(PROVIDED RECORDS begins)

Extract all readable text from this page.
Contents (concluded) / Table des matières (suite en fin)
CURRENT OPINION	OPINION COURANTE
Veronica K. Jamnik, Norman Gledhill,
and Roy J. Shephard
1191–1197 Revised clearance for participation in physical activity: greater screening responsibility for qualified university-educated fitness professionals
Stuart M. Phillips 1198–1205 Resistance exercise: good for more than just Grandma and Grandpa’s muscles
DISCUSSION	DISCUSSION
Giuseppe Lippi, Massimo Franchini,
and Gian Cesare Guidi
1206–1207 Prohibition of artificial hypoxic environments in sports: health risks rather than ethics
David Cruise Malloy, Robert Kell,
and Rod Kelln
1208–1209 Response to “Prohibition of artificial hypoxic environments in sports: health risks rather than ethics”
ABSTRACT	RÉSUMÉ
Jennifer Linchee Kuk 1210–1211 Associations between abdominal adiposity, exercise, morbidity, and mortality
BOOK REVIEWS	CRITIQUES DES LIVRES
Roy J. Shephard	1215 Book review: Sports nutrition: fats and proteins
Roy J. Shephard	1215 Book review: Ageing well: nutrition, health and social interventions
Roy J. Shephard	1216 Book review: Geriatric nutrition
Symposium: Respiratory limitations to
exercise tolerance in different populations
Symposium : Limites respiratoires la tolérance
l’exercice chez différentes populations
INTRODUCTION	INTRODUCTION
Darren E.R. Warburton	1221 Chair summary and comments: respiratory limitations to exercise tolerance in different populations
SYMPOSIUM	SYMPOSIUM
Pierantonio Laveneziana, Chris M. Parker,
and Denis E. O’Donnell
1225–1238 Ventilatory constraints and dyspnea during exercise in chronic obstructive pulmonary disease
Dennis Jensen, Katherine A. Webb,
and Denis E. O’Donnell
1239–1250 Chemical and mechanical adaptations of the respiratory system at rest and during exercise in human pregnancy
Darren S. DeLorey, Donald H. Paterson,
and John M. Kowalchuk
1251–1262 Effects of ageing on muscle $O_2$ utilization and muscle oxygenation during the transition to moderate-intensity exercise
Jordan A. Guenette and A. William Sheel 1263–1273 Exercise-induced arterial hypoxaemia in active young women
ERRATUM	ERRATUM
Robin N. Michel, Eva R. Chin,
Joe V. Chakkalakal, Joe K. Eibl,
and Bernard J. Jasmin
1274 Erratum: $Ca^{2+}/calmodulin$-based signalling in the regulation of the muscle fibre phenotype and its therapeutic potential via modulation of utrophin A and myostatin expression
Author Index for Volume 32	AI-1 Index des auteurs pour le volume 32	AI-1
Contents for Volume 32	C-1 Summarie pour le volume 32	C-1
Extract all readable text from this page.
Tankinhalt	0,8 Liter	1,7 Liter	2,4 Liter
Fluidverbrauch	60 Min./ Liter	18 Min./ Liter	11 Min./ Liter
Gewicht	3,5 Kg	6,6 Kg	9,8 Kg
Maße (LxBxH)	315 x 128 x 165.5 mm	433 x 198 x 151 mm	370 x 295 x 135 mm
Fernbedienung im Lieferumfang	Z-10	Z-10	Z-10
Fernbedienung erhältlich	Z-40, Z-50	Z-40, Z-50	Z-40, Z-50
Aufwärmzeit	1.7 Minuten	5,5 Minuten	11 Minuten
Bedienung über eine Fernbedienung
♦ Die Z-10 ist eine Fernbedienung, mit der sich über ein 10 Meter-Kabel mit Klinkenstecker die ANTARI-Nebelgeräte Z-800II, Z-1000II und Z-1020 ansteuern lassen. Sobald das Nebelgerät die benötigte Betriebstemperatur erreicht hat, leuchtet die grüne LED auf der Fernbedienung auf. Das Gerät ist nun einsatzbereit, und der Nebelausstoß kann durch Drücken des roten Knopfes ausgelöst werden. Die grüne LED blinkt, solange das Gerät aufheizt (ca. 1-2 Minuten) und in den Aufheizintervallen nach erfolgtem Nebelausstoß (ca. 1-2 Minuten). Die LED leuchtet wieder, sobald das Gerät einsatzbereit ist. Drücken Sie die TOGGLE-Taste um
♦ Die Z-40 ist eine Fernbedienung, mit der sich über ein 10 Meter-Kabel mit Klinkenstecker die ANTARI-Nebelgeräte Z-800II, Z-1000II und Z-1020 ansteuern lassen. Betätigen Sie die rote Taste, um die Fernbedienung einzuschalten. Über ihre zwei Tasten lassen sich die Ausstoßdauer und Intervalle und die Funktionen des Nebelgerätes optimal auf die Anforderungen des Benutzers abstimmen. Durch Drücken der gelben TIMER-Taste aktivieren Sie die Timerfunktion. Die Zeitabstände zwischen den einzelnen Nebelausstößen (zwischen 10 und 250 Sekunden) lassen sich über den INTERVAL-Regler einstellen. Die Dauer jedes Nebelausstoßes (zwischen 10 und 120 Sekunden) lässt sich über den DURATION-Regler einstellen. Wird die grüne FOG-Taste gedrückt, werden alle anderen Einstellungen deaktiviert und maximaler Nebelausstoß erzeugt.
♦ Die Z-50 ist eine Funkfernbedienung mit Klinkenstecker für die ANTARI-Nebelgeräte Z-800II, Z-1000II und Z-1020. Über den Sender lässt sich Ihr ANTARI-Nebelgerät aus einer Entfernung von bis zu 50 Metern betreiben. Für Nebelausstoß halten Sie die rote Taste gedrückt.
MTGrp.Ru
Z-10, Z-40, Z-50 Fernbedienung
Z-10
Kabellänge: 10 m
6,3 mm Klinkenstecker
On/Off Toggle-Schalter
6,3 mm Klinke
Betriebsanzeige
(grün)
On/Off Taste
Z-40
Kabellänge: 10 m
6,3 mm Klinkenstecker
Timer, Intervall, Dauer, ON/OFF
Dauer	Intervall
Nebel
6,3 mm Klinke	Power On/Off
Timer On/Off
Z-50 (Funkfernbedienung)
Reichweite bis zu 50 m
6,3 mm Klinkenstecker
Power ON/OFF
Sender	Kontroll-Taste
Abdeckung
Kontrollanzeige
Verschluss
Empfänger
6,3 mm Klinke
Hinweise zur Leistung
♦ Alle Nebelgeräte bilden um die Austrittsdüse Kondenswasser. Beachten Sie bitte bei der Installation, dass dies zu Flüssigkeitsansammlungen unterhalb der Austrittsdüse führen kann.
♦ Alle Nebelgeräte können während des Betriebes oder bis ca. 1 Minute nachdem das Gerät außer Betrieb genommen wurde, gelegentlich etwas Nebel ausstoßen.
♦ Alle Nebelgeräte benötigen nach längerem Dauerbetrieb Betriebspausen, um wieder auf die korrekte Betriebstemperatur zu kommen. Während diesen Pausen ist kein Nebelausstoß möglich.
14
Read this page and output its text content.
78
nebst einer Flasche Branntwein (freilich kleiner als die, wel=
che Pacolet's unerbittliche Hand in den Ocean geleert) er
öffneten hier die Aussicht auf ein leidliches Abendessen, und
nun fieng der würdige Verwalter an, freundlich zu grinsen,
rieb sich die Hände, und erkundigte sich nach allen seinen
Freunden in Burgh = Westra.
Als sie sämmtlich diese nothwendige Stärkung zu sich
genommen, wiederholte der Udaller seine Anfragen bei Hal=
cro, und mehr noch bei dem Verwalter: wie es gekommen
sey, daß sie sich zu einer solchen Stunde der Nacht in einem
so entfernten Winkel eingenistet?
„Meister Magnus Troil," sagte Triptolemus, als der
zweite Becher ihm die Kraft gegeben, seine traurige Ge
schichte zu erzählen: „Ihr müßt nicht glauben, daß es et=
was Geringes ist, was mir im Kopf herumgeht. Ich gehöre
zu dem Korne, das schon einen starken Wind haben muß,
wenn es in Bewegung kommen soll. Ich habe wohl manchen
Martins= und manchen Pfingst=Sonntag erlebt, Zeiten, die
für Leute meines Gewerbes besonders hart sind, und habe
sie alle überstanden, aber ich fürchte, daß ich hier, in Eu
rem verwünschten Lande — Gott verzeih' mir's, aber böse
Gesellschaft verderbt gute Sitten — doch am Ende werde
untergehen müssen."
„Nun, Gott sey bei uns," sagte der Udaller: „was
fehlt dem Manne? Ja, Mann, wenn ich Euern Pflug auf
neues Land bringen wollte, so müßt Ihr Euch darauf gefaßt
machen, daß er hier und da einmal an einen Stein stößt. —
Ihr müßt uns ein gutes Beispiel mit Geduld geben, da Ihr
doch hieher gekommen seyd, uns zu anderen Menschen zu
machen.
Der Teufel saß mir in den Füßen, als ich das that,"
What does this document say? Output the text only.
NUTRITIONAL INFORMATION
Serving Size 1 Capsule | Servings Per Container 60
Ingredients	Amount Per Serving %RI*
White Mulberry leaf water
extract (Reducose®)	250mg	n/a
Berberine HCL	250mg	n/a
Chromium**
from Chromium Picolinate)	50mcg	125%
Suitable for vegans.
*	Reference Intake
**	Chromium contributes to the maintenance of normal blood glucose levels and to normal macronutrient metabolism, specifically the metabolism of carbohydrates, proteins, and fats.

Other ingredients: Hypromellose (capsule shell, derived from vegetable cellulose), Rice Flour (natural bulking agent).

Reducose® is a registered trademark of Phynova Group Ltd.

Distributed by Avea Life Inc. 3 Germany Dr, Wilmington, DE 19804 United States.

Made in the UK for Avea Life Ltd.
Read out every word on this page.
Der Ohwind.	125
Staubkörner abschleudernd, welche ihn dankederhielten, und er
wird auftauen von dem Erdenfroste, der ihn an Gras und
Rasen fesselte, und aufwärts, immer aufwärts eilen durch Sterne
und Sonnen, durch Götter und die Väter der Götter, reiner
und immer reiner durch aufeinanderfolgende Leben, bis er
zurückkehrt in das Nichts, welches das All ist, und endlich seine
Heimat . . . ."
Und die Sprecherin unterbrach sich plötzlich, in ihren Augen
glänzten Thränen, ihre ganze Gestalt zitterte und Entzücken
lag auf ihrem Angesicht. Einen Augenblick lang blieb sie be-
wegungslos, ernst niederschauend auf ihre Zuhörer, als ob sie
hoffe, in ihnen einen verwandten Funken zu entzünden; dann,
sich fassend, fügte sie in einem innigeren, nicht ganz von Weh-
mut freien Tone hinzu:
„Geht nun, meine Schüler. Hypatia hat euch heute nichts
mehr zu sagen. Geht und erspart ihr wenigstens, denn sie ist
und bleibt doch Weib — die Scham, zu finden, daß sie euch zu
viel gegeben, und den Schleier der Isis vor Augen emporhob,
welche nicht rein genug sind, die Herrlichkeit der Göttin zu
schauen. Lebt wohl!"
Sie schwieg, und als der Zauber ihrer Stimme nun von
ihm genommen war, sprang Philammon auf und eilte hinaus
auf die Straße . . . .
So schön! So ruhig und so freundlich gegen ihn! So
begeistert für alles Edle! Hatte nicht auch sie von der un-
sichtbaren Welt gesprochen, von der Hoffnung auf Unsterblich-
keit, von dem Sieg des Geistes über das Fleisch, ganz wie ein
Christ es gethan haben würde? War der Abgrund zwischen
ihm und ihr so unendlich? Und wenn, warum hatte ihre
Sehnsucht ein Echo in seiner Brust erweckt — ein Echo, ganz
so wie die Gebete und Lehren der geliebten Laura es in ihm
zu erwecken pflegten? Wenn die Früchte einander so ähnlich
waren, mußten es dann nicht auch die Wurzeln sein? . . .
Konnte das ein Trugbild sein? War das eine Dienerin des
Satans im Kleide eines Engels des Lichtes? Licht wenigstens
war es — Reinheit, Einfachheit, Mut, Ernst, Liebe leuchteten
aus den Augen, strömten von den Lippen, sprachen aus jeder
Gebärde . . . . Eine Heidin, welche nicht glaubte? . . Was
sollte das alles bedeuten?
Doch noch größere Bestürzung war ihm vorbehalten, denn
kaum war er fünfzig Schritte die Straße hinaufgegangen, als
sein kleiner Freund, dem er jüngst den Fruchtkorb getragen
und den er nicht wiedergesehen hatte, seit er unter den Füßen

(PROVIDED RECORDS ends)

- ACTIVITY -
Would you copy out each line of the records above where the word "Reducose" occurs?

- TASK RESPONSE -
extract (Reducose®)	250mg	n/a
Reducose® is a registered trademark of Phynova Group Ltd.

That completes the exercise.